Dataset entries
((

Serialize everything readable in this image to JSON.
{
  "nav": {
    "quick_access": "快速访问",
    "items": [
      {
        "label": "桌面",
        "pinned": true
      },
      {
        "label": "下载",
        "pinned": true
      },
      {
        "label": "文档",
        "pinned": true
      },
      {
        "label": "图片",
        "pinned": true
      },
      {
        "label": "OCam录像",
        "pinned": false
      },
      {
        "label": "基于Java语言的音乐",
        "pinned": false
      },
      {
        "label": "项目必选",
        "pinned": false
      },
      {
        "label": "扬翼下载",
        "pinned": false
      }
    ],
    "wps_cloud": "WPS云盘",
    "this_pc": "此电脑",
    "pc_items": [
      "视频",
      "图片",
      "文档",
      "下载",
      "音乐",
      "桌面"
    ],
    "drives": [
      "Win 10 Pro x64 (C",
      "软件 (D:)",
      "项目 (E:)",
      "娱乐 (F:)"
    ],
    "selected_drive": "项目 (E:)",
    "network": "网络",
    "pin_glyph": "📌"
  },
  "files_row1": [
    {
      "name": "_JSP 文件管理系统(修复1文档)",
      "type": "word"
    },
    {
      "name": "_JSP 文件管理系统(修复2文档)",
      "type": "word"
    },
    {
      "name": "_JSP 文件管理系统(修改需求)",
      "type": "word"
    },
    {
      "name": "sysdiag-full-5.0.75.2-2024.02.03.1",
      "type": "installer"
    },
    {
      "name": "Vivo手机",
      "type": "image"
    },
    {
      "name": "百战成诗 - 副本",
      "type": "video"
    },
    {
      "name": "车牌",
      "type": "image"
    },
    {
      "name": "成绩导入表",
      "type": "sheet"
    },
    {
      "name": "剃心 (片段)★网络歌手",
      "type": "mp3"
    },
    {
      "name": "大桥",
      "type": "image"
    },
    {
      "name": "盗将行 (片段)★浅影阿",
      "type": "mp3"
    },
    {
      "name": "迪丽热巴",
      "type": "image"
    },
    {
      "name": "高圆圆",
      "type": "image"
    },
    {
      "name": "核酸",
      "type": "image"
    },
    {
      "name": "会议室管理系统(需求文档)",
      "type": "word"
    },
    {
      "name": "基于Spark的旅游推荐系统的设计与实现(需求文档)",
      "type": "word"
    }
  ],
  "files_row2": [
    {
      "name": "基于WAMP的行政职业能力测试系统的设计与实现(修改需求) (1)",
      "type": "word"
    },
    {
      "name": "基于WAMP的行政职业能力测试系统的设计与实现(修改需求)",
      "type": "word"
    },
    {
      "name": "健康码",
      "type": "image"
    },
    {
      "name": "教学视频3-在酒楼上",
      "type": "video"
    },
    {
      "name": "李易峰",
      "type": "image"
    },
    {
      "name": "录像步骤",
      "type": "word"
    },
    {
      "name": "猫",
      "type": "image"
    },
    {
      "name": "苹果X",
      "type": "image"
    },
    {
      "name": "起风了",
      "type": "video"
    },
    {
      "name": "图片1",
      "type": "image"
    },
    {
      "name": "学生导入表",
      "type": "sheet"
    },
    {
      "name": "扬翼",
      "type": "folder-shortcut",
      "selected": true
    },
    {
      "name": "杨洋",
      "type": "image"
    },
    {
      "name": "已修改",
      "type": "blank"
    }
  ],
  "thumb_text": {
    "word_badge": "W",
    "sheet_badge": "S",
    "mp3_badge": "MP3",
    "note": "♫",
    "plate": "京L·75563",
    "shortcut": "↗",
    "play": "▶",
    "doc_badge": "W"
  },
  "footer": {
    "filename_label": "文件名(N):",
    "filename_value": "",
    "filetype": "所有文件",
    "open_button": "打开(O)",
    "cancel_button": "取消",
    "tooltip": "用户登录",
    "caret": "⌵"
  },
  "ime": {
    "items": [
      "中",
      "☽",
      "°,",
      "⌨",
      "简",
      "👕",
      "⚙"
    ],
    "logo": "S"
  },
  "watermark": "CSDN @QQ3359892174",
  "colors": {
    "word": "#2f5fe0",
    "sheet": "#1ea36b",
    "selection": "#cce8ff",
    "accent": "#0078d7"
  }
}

))
((

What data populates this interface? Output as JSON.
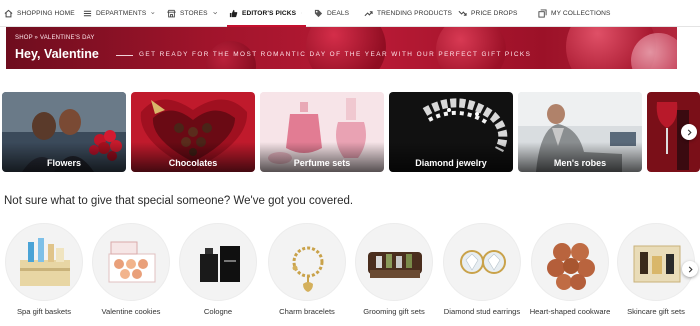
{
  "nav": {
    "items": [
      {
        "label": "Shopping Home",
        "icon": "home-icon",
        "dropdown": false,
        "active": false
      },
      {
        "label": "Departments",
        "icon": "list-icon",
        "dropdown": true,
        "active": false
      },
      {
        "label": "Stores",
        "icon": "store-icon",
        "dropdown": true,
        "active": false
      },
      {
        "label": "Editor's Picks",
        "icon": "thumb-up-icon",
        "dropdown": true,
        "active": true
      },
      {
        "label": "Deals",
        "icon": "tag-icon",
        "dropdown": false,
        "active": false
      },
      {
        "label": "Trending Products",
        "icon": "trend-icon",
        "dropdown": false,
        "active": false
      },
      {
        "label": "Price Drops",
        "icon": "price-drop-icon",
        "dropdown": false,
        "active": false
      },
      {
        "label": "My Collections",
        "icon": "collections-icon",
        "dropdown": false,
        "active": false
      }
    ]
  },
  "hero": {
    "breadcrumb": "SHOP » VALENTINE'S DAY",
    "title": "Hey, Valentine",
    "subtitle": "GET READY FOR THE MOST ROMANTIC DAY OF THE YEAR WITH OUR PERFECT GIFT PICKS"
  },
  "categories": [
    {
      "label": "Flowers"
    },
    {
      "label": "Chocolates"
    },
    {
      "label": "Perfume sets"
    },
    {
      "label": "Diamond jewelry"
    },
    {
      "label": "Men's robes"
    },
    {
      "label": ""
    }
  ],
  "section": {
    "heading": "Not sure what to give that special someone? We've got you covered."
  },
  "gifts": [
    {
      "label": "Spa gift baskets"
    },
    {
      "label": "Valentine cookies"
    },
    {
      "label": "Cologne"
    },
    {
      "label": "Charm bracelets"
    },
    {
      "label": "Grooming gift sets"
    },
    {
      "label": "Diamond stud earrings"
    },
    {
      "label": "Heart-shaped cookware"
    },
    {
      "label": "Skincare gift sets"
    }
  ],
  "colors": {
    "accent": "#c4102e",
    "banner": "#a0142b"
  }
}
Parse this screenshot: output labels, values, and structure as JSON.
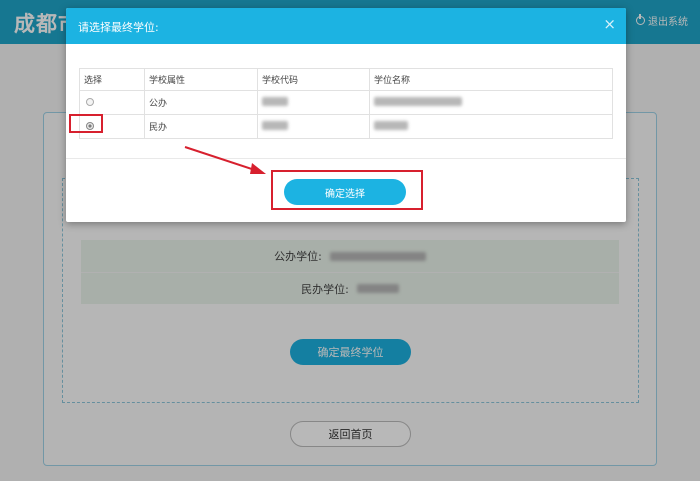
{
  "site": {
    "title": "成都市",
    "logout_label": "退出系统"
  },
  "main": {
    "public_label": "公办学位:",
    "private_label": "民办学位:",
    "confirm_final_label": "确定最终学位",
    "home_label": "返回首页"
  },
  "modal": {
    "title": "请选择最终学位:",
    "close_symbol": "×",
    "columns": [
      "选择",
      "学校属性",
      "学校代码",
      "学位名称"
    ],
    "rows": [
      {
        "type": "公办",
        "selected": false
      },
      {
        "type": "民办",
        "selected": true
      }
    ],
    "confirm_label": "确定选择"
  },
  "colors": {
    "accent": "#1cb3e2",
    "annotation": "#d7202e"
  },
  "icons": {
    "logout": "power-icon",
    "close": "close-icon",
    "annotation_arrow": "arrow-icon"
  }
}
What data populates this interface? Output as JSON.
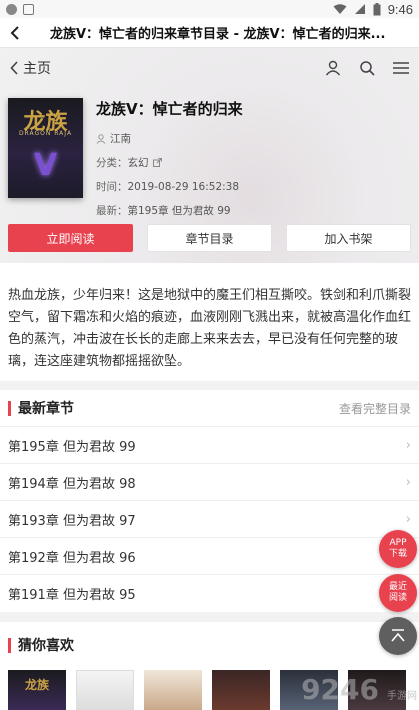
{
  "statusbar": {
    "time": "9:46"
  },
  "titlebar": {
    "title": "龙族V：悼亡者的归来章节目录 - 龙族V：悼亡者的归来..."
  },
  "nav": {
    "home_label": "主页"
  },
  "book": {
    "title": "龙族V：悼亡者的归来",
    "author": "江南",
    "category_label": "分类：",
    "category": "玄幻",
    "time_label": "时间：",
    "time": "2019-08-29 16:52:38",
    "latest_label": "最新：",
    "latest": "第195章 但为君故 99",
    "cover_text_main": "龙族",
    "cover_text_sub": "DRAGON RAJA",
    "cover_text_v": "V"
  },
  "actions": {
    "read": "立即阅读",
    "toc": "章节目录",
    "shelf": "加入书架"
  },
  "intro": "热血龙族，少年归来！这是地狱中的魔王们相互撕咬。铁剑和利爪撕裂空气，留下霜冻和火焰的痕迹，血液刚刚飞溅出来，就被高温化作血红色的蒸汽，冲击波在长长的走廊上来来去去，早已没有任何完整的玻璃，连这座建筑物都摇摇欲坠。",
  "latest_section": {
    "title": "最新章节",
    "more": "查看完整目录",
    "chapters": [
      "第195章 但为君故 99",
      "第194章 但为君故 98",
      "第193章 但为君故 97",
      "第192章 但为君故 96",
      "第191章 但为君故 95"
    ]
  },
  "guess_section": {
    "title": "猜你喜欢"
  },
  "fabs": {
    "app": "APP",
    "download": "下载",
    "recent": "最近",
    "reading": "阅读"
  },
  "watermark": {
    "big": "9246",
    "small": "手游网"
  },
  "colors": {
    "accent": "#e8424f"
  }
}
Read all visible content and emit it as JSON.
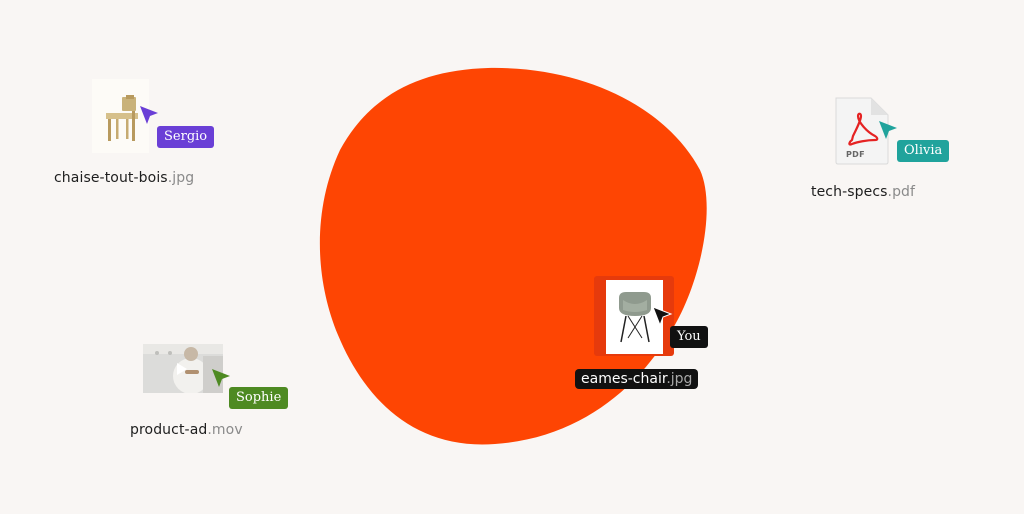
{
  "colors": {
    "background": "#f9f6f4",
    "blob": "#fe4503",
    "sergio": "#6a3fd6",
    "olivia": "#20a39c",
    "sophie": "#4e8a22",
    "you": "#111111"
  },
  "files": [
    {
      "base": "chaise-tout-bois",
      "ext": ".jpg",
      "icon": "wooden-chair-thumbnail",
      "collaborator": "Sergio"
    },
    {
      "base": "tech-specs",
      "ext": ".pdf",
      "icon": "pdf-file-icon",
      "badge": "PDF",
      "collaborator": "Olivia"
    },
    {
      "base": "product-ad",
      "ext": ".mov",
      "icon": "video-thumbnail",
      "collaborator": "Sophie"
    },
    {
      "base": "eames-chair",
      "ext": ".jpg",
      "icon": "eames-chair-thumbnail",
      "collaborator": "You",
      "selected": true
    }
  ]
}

))

- _SHORT PROBLEM_: Tally the lines above containing "Diamond". Answer with the count only.

- _EXERCISE RESULT_: 2